Given problem. Repeat each entry exactly and drop the pictures.

==== Listed entries ====

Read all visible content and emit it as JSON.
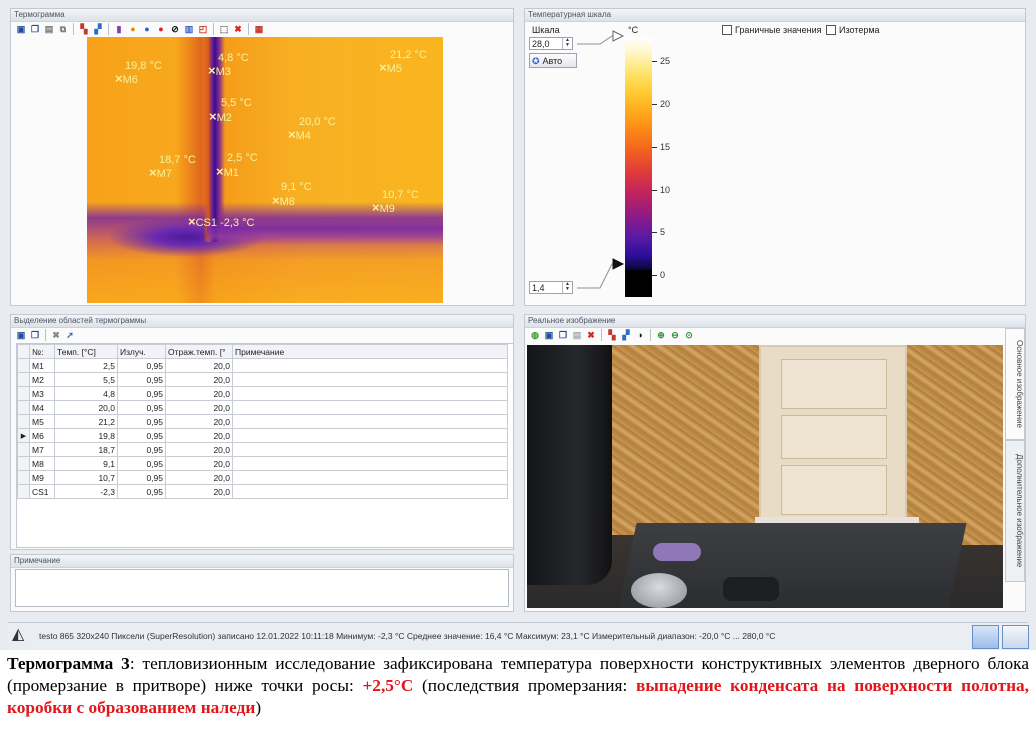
{
  "thermogram_panel": {
    "title": "Термограмма"
  },
  "markers": [
    {
      "id": "M6",
      "value": "19,8 °C"
    },
    {
      "id": "M3",
      "value": "4,8 °C"
    },
    {
      "id": "M5",
      "value": "21,2 °C"
    },
    {
      "id": "M2",
      "value": "5,5 °C"
    },
    {
      "id": "M4",
      "value": "20,0 °C"
    },
    {
      "id": "M7",
      "value": "18,7 °C"
    },
    {
      "id": "M1",
      "value": "2,5 °C"
    },
    {
      "id": "M8",
      "value": "9,1 °C"
    },
    {
      "id": "M9",
      "value": "10,7 °C"
    },
    {
      "id": "CS1",
      "value": "-2,3 °C"
    }
  ],
  "scale_panel": {
    "title": "Температурная шкала",
    "scale_label": "Шкала",
    "max_value": "28,0",
    "min_value": "1,4",
    "auto_button": "Авто",
    "unit": "°C",
    "ticks": [
      "25",
      "20",
      "15",
      "10",
      "5",
      "0"
    ],
    "checkbox_limits": "Граничные значения",
    "checkbox_isotherm": "Изотерма",
    "colors": {
      "top": "#ffffff",
      "mid": "#e03a3a",
      "bottom": "#000000"
    }
  },
  "regions_panel": {
    "title": "Выделение областей термограммы",
    "columns": [
      "№:",
      "Темп. [°C]",
      "Излуч.",
      "Отраж.темп. [°",
      "Примечание"
    ],
    "rows": [
      [
        "M1",
        "2,5",
        "0,95",
        "20,0",
        ""
      ],
      [
        "M2",
        "5,5",
        "0,95",
        "20,0",
        ""
      ],
      [
        "M3",
        "4,8",
        "0,95",
        "20,0",
        ""
      ],
      [
        "M4",
        "20,0",
        "0,95",
        "20,0",
        ""
      ],
      [
        "M5",
        "21,2",
        "0,95",
        "20,0",
        ""
      ],
      [
        "M6",
        "19,8",
        "0,95",
        "20,0",
        ""
      ],
      [
        "M7",
        "18,7",
        "0,95",
        "20,0",
        ""
      ],
      [
        "M8",
        "9,1",
        "0,95",
        "20,0",
        ""
      ],
      [
        "M9",
        "10,7",
        "0,95",
        "20,0",
        ""
      ],
      [
        "CS1",
        "-2,3",
        "0,95",
        "20,0",
        ""
      ]
    ],
    "selected_row": "M6"
  },
  "note_panel": {
    "title": "Примечание",
    "text": ""
  },
  "real_image_panel": {
    "title": "Реальное изображение",
    "tab_main": "Основное изображение",
    "tab_extra": "Дополнительное изображение"
  },
  "status_bar": {
    "text": "testo 865 320x240 Пиксели (SuperResolution) записано 12.01.2022 10:11:18 Минимум: -2,3 °C Среднее значение: 16,4 °C Максимум: 23,1 °C Измерительный диапазон: -20,0 °C ... 280,0 °C"
  },
  "caption": {
    "label": "Термограмма 3",
    "text1": ": тепловизионным исследование зафиксирована температура поверхности конструктивных элементов дверного блока (промерзание в притворе) ниже точки росы: ",
    "temp": "+2,5°С",
    "text2": " (последствия промерзания: ",
    "consequence": "выпадение конденсата на поверхности полотна, коробки с образованием наледи",
    "text3": ")"
  }
}
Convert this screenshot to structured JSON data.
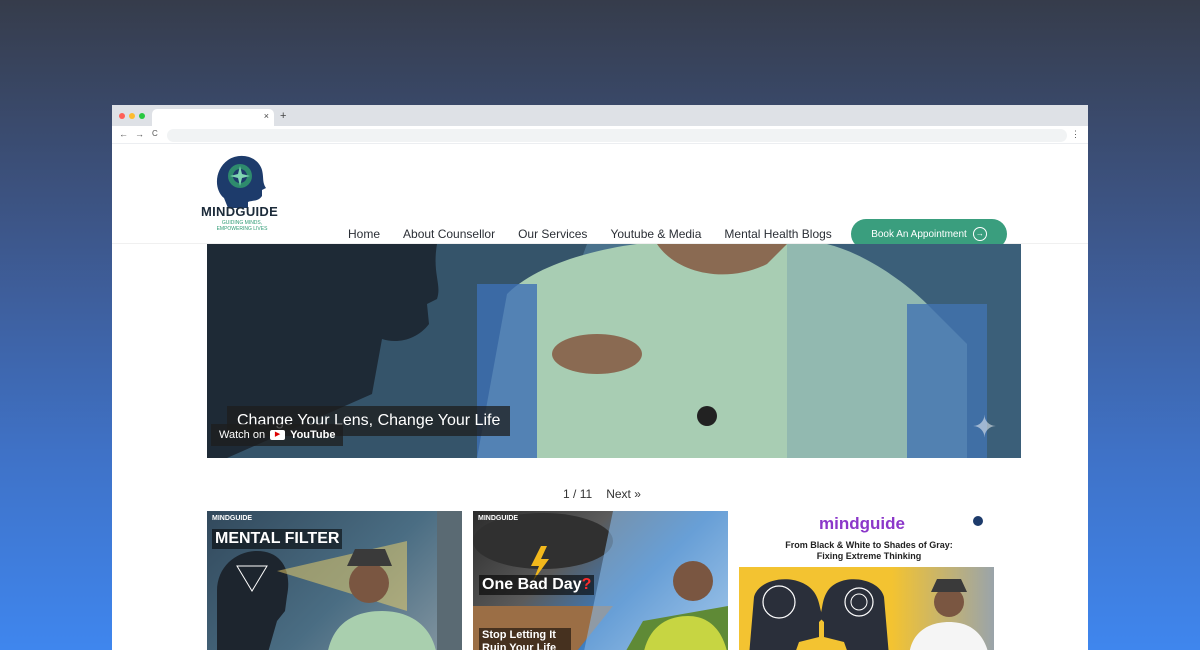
{
  "browser": {
    "window_dots": [
      "#ff5f57",
      "#febc2e",
      "#28c840"
    ],
    "tab_close": "×",
    "new_tab": "+",
    "back": "←",
    "forward": "→",
    "reload": "C",
    "menu": "⋮"
  },
  "header": {
    "logo_text": "MINDGUIDE",
    "logo_tagline": "GUIDING MINDS, EMPOWERING LIVES",
    "nav": [
      "Home",
      "About Counsellor",
      "Our Services",
      "Youtube & Media",
      "Mental Health Blogs"
    ],
    "cta_label": "Book An Appointment",
    "cta_icon": "arrow-circle-icon",
    "accent_color": "#3a9e7e"
  },
  "video": {
    "caption": "Change Your Lens, Change Your Life",
    "watch_on": "Watch on",
    "platform": "YouTube"
  },
  "pagination": {
    "current": "1",
    "total": "11",
    "separator": "/",
    "next_label": "Next »"
  },
  "cards": [
    {
      "brand": "MINDGUIDE",
      "title": "MENTAL FILTER"
    },
    {
      "brand": "MINDGUIDE",
      "title": "One Bad Day",
      "title_mark": "?",
      "subtitle": "Stop Letting It Ruin Your Life"
    },
    {
      "brand": "mindguide",
      "subtitle": "From Black & White to Shades of Gray: Fixing Extreme Thinking"
    }
  ]
}
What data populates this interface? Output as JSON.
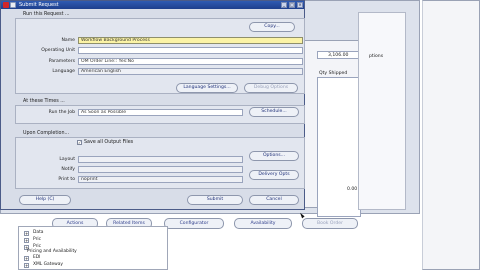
{
  "dialog": {
    "title": "Submit Request",
    "minimize": "_",
    "maximize": "□",
    "close": "×",
    "run_this_request": "Run this Request ...",
    "copy_button": "Copy...",
    "name_label": "Name",
    "name_value": "Workflow Background Process",
    "operating_unit_label": "Operating Unit",
    "operating_unit_value": "",
    "parameters_label": "Parameters",
    "parameters_value": "OM Order Line:: Yes:No",
    "language_label": "Language",
    "language_value": "American English",
    "language_settings_button": "Language Settings...",
    "debug_options_button": "Debug Options",
    "at_these_times": "At these Times ...",
    "run_the_job_label": "Run the Job",
    "run_the_job_value": "As Soon as Possible",
    "schedule_button": "Schedule...",
    "upon_completion": "Upon Completion...",
    "save_output_label": "Save all Output Files",
    "save_output_checked": "✓",
    "layout_label": "Layout",
    "layout_value": "",
    "notify_label": "Notify",
    "notify_value": "",
    "print_to_label": "Print to",
    "print_to_value": "noprint",
    "options_button": "Options...",
    "delivery_opts_button": "Delivery Opts",
    "help_button": "Help (C)",
    "submit_button": "Submit",
    "cancel_button": "Cancel"
  },
  "background": {
    "value_3106": "3,106.00",
    "options_label": "ptions",
    "qty_shipped_label": "Qty Shipped",
    "value_000": "0.00",
    "bottom_buttons": [
      "Actions",
      "Related Items",
      "Configurator",
      "Availability",
      "Book Order"
    ],
    "tree_items": [
      "Data",
      "Pric",
      "Pric",
      "Pricing and Availability",
      "EDI",
      "XML Gateway"
    ]
  }
}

====

Reply.
Read all visible content and emit it as JSON.
{
  "thermogram_panel": {
    "title": "Термограмма"
  },
  "markers": [
    {
      "id": "M6",
      "value": "19,8 °C"
    },
    {
      "id": "M3",
      "value": "4,8 °C"
    },
    {
      "id": "M5",
      "value": "21,2 °C"
    },
    {
      "id": "M2",
      "value": "5,5 °C"
    },
    {
      "id": "M4",
      "value": "20,0 °C"
    },
    {
      "id": "M7",
      "value": "18,7 °C"
    },
    {
      "id": "M1",
      "value": "2,5 °C"
    },
    {
      "id": "M8",
      "value": "9,1 °C"
    },
    {
      "id": "M9",
      "value": "10,7 °C"
    },
    {
      "id": "CS1",
      "value": "-2,3 °C"
    }
  ],
  "scale_panel": {
    "title": "Температурная шкала",
    "scale_label": "Шкала",
    "max_value": "28,0",
    "min_value": "1,4",
    "auto_button": "Авто",
    "unit": "°C",
    "ticks": [
      "25",
      "20",
      "15",
      "10",
      "5",
      "0"
    ],
    "checkbox_limits": "Граничные значения",
    "checkbox_isotherm": "Изотерма",
    "colors": {
      "top": "#ffffff",
      "mid": "#e03a3a",
      "bottom": "#000000"
    }
  },
  "regions_panel": {
    "title": "Выделение областей термограммы",
    "columns": [
      "№:",
      "Темп. [°C]",
      "Излуч.",
      "Отраж.темп. [°",
      "Примечание"
    ],
    "rows": [
      [
        "M1",
        "2,5",
        "0,95",
        "20,0",
        ""
      ],
      [
        "M2",
        "5,5",
        "0,95",
        "20,0",
        ""
      ],
      [
        "M3",
        "4,8",
        "0,95",
        "20,0",
        ""
      ],
      [
        "M4",
        "20,0",
        "0,95",
        "20,0",
        ""
      ],
      [
        "M5",
        "21,2",
        "0,95",
        "20,0",
        ""
      ],
      [
        "M6",
        "19,8",
        "0,95",
        "20,0",
        ""
      ],
      [
        "M7",
        "18,7",
        "0,95",
        "20,0",
        ""
      ],
      [
        "M8",
        "9,1",
        "0,95",
        "20,0",
        ""
      ],
      [
        "M9",
        "10,7",
        "0,95",
        "20,0",
        ""
      ],
      [
        "CS1",
        "-2,3",
        "0,95",
        "20,0",
        ""
      ]
    ],
    "selected_row": "M6"
  },
  "note_panel": {
    "title": "Примечание",
    "text": ""
  },
  "real_image_panel": {
    "title": "Реальное изображение",
    "tab_main": "Основное изображение",
    "tab_extra": "Дополнительное изображение"
  },
  "status_bar": {
    "text": "testo 865 320x240 Пиксели (SuperResolution) записано 12.01.2022 10:11:18 Минимум: -2,3 °C Среднее значение: 16,4 °C Максимум: 23,1 °C Измерительный диапазон: -20,0 °C ... 280,0 °C"
  },
  "caption": {
    "label": "Термограмма 3",
    "text1": ": тепловизионным исследование зафиксирована температура поверхности конструктивных элементов дверного блока (промерзание в притворе) ниже точки росы: ",
    "temp": "+2,5°С",
    "text2": " (последствия промерзания: ",
    "consequence": "выпадение конденсата на поверхности полотна, коробки с образованием наледи",
    "text3": ")"
  }
}
Convert this screenshot to structured JSON data.
{
  "browser": {
    "window_dots": [
      "#ff5f57",
      "#febc2e",
      "#28c840"
    ],
    "tab_close": "×",
    "new_tab": "+",
    "back": "←",
    "forward": "→",
    "reload": "C",
    "menu": "⋮"
  },
  "header": {
    "logo_text": "MINDGUIDE",
    "logo_tagline": "GUIDING MINDS, EMPOWERING LIVES",
    "nav": [
      "Home",
      "About Counsellor",
      "Our Services",
      "Youtube & Media",
      "Mental Health Blogs"
    ],
    "cta_label": "Book An Appointment",
    "cta_icon": "arrow-circle-icon",
    "accent_color": "#3a9e7e"
  },
  "video": {
    "caption": "Change Your Lens, Change Your Life",
    "watch_on": "Watch on",
    "platform": "YouTube"
  },
  "pagination": {
    "current": "1",
    "total": "11",
    "separator": "/",
    "next_label": "Next »"
  },
  "cards": [
    {
      "brand": "MINDGUIDE",
      "title": "MENTAL FILTER"
    },
    {
      "brand": "MINDGUIDE",
      "title": "One Bad Day",
      "title_mark": "?",
      "subtitle": "Stop Letting It Ruin Your Life"
    },
    {
      "brand": "mindguide",
      "subtitle": "From Black & White to Shades of Gray: Fixing Extreme Thinking"
    }
  ]
}
What data populates this interface? Output as JSON.
{
  "dialog": {
    "title": "Submit Request",
    "minimize": "_",
    "maximize": "□",
    "close": "×",
    "run_this_request": "Run this Request ...",
    "copy_button": "Copy...",
    "name_label": "Name",
    "name_value": "Workflow Background Process",
    "operating_unit_label": "Operating Unit",
    "operating_unit_value": "",
    "parameters_label": "Parameters",
    "parameters_value": "OM Order Line:: Yes:No",
    "language_label": "Language",
    "language_value": "American English",
    "language_settings_button": "Language Settings...",
    "debug_options_button": "Debug Options",
    "at_these_times": "At these Times ...",
    "run_the_job_label": "Run the Job",
    "run_the_job_value": "As Soon as Possible",
    "schedule_button": "Schedule...",
    "upon_completion": "Upon Completion...",
    "save_output_label": "Save all Output Files",
    "save_output_checked": "✓",
    "layout_label": "Layout",
    "layout_value": "",
    "notify_label": "Notify",
    "notify_value": "",
    "print_to_label": "Print to",
    "print_to_value": "noprint",
    "options_button": "Options...",
    "delivery_opts_button": "Delivery Opts",
    "help_button": "Help (C)",
    "submit_button": "Submit",
    "cancel_button": "Cancel"
  },
  "background": {
    "value_3106": "3,106.00",
    "options_label": "ptions",
    "qty_shipped_label": "Qty Shipped",
    "value_000": "0.00",
    "bottom_buttons": [
      "Actions",
      "Related Items",
      "Configurator",
      "Availability",
      "Book Order"
    ],
    "tree_items": [
      "Data",
      "Pric",
      "Pric",
      "Pricing and Availability",
      "EDI",
      "XML Gateway"
    ]
  }
}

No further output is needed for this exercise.